(Dataset entries)
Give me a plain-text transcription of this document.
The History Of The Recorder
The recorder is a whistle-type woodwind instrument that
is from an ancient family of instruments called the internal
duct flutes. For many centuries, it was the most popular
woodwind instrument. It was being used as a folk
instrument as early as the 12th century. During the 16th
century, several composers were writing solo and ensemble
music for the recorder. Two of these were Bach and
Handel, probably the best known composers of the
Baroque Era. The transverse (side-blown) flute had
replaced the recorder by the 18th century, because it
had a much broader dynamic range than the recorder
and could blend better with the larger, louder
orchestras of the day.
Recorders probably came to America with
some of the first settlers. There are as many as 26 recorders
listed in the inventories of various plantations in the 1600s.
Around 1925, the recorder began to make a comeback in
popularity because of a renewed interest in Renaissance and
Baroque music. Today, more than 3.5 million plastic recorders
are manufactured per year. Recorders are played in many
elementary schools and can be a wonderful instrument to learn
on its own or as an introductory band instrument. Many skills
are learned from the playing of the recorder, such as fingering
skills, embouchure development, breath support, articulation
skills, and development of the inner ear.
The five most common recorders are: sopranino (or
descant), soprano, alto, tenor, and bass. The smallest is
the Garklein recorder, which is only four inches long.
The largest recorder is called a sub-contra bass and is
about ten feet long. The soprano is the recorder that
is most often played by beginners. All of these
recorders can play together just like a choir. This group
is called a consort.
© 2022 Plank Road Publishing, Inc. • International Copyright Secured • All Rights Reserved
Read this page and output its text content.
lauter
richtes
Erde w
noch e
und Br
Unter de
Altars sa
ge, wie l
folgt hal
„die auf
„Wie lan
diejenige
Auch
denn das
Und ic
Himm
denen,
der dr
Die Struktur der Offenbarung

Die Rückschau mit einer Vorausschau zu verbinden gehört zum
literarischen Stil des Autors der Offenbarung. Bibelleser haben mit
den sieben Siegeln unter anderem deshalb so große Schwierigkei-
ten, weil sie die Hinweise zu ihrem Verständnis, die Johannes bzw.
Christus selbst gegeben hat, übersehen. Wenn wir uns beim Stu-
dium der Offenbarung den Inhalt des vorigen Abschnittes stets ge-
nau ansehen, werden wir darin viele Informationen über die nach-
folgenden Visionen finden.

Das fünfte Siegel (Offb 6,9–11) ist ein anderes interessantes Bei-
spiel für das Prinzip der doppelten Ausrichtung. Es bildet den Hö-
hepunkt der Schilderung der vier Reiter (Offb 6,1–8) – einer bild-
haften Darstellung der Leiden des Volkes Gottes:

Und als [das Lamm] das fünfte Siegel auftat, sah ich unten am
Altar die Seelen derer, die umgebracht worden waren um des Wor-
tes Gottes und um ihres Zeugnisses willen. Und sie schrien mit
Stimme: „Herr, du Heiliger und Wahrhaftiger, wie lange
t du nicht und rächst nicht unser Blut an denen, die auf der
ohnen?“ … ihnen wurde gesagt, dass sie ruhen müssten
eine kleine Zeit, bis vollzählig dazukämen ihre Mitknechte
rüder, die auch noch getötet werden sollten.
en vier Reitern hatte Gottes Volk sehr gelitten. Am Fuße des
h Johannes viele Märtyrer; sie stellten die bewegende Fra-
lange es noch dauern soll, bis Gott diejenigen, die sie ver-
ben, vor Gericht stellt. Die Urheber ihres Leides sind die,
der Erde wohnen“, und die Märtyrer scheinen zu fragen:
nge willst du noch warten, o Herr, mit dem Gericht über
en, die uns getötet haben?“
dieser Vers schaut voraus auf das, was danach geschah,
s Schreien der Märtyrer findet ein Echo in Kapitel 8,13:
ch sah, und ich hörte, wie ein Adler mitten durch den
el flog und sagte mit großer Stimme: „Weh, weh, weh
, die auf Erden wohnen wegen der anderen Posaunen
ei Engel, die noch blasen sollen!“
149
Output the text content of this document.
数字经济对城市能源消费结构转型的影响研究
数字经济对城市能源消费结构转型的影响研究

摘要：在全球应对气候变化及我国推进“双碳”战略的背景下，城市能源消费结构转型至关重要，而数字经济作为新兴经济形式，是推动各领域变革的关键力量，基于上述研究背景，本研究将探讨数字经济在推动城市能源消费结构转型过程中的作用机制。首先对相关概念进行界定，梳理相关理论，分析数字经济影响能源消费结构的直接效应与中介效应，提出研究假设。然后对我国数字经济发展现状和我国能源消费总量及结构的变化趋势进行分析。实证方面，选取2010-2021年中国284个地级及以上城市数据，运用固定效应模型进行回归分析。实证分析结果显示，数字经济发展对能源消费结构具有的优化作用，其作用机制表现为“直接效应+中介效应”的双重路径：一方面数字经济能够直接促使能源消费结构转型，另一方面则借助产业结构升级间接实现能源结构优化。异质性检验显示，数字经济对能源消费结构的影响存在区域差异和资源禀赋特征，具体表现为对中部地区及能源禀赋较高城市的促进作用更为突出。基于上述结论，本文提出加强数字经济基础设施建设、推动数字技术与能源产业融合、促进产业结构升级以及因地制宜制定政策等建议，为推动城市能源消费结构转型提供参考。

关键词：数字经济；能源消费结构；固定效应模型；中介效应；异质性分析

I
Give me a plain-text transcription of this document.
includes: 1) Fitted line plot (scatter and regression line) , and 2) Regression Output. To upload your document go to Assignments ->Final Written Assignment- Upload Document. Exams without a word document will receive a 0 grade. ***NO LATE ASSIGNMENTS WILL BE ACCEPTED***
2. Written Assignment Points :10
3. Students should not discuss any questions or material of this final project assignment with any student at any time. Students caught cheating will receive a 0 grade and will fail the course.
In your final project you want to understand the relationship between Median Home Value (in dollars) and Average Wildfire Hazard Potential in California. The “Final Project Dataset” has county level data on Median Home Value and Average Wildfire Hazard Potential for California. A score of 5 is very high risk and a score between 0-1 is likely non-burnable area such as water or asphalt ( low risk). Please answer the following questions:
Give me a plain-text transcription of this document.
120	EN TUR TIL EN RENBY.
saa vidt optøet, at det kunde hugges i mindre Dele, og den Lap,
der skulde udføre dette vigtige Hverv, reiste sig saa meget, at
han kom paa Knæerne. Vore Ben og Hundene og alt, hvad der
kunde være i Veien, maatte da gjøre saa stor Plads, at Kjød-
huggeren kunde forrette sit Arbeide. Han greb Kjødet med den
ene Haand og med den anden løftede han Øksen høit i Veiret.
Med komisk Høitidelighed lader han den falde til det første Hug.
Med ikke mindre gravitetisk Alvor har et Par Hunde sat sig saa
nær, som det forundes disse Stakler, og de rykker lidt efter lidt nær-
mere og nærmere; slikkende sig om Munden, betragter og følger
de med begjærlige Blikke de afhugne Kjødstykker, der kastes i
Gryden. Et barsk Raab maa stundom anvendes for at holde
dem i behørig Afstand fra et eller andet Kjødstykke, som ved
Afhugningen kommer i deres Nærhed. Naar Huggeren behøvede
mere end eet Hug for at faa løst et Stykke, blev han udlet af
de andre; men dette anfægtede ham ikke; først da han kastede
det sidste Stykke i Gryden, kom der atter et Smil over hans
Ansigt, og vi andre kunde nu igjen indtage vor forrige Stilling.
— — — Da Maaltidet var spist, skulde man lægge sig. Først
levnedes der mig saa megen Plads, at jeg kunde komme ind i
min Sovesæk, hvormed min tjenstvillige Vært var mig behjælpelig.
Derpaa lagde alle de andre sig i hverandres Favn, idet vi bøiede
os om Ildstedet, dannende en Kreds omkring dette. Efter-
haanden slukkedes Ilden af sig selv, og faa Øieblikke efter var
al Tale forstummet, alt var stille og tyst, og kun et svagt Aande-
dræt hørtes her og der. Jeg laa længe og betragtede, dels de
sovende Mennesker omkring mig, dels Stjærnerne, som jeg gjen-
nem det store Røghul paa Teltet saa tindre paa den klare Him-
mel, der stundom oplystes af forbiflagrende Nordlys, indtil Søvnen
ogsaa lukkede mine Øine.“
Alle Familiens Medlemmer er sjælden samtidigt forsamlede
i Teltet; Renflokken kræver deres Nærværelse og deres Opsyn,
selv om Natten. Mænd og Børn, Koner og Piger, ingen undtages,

Written exercise
Check each line of the records for "such" and copy the ones that contain it.

The completed task
are learned from the playing of the recorder, such as fingering
In your final project you want to understand the relationship between Median Home Value (in dollars) and Average Wildfire Hazard Potential in California. The “Final Project Dataset” has county level data on Median Home Value and Average Wildfire Hazard Potential for California. A score of 5 is very high risk and a score between 0-1 is likely non-burnable area such as water or asphalt ( low risk). Please answer the following questions:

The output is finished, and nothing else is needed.